DATA FOR THIS EXERCISE |

%%

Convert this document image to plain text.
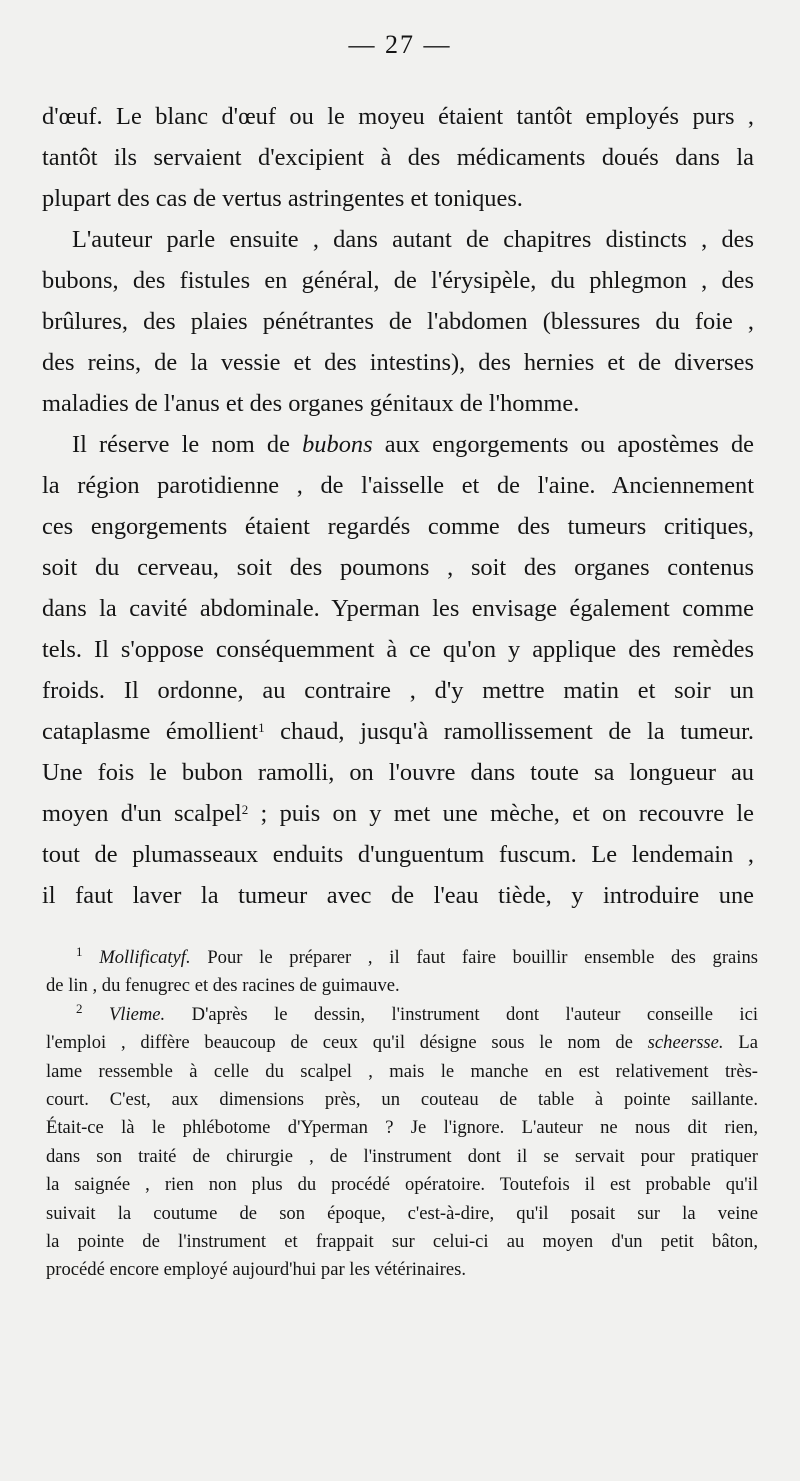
— 27 —
d'œuf. Le blanc d'œuf ou le moyeu étaient tantôt employés purs ,
tantôt ils servaient d'excipient à des médicaments doués dans la
plupart des cas de vertus astringentes et toniques.
L'auteur parle ensuite , dans autant de chapitres distincts , des
bubons, des fistules en général, de l'érysipèle, du phlegmon , des
brûlures, des plaies pénétrantes de l'abdomen (blessures du foie ,
des reins, de la vessie et des intestins), des hernies et de diverses
maladies de l'anus et des organes génitaux de l'homme.
Il réserve le nom de bubons aux engorgements ou apostèmes de
la région parotidienne , de l'aisselle et de l'aine. Anciennement
ces engorgements étaient regardés comme des tumeurs critiques,
soit du cerveau, soit des poumons , soit des organes contenus
dans la cavité abdominale. Yperman les envisage également comme
tels. Il s'oppose conséquemment à ce qu'on y applique des remèdes
froids. Il ordonne, au contraire , d'y mettre matin et soir un
cataplasme émollient$^1$ chaud, jusqu'à ramollissement de la tumeur.
Une fois le bubon ramolli, on l'ouvre dans toute sa longueur au
moyen d'un scalpel$^2$ ; puis on y met une mèche, et on recouvre le
tout de plumasseaux enduits d'unguentum fuscum. Le lendemain ,
il faut laver la tumeur avec de l'eau tiède, y introduire une
$^1$ Mollificatyf. Pour le préparer , il faut faire bouillir ensemble des grains
de lin , du fenugrec et des racines de guimauve.
$^2$ Vlieme. D'après le dessin, l'instrument dont l'auteur conseille ici
l'emploi , diffère beaucoup de ceux qu'il désigne sous le nom de scheersse. La
lame ressemble à celle du scalpel , mais le manche en est relativement très-
court. C'est, aux dimensions près, un couteau de table à pointe saillante.
Était-ce là le phlébotome d'Yperman ? Je l'ignore. L'auteur ne nous dit rien,
dans son traité de chirurgie , de l'instrument dont il se servait pour pratiquer
la saignée , rien non plus du procédé opératoire. Toutefois il est probable qu'il
suivait la coutume de son époque, c'est-à-dire, qu'il posait sur la veine
la pointe de l'instrument et frappait sur celui-ci au moyen d'un petit bâton,
procédé encore employé aujourd'hui par les vétérinaires.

%%

GIVEN REQUEST |
Return the listing above unchanged, apart from dropping its pictures.

COMPLETE ANSWER |
Convert this document image to plain text.
— 27 —
d'œuf. Le blanc d'œuf ou le moyeu étaient tantôt employés purs ,
tantôt ils servaient d'excipient à des médicaments doués dans la
plupart des cas de vertus astringentes et toniques.
L'auteur parle ensuite , dans autant de chapitres distincts , des
bubons, des fistules en général, de l'érysipèle, du phlegmon , des
brûlures, des plaies pénétrantes de l'abdomen (blessures du foie ,
des reins, de la vessie et des intestins), des hernies et de diverses
maladies de l'anus et des organes génitaux de l'homme.
Il réserve le nom de bubons aux engorgements ou apostèmes de
la région parotidienne , de l'aisselle et de l'aine. Anciennement
ces engorgements étaient regardés comme des tumeurs critiques,
soit du cerveau, soit des poumons , soit des organes contenus
dans la cavité abdominale. Yperman les envisage également comme
tels. Il s'oppose conséquemment à ce qu'on y applique des remèdes
froids. Il ordonne, au contraire , d'y mettre matin et soir un
cataplasme émollient$^1$ chaud, jusqu'à ramollissement de la tumeur.
Une fois le bubon ramolli, on l'ouvre dans toute sa longueur au
moyen d'un scalpel$^2$ ; puis on y met une mèche, et on recouvre le
tout de plumasseaux enduits d'unguentum fuscum. Le lendemain ,
il faut laver la tumeur avec de l'eau tiède, y introduire une
$^1$ Mollificatyf. Pour le préparer , il faut faire bouillir ensemble des grains
de lin , du fenugrec et des racines de guimauve.
$^2$ Vlieme. D'après le dessin, l'instrument dont l'auteur conseille ici
l'emploi , diffère beaucoup de ceux qu'il désigne sous le nom de scheersse. La
lame ressemble à celle du scalpel , mais le manche en est relativement très-
court. C'est, aux dimensions près, un couteau de table à pointe saillante.
Était-ce là le phlébotome d'Yperman ? Je l'ignore. L'auteur ne nous dit rien,
dans son traité de chirurgie , de l'instrument dont il se servait pour pratiquer
la saignée , rien non plus du procédé opératoire. Toutefois il est probable qu'il
suivait la coutume de son époque, c'est-à-dire, qu'il posait sur la veine
la pointe de l'instrument et frappait sur celui-ci au moyen d'un petit bâton,
procédé encore employé aujourd'hui par les vétérinaires.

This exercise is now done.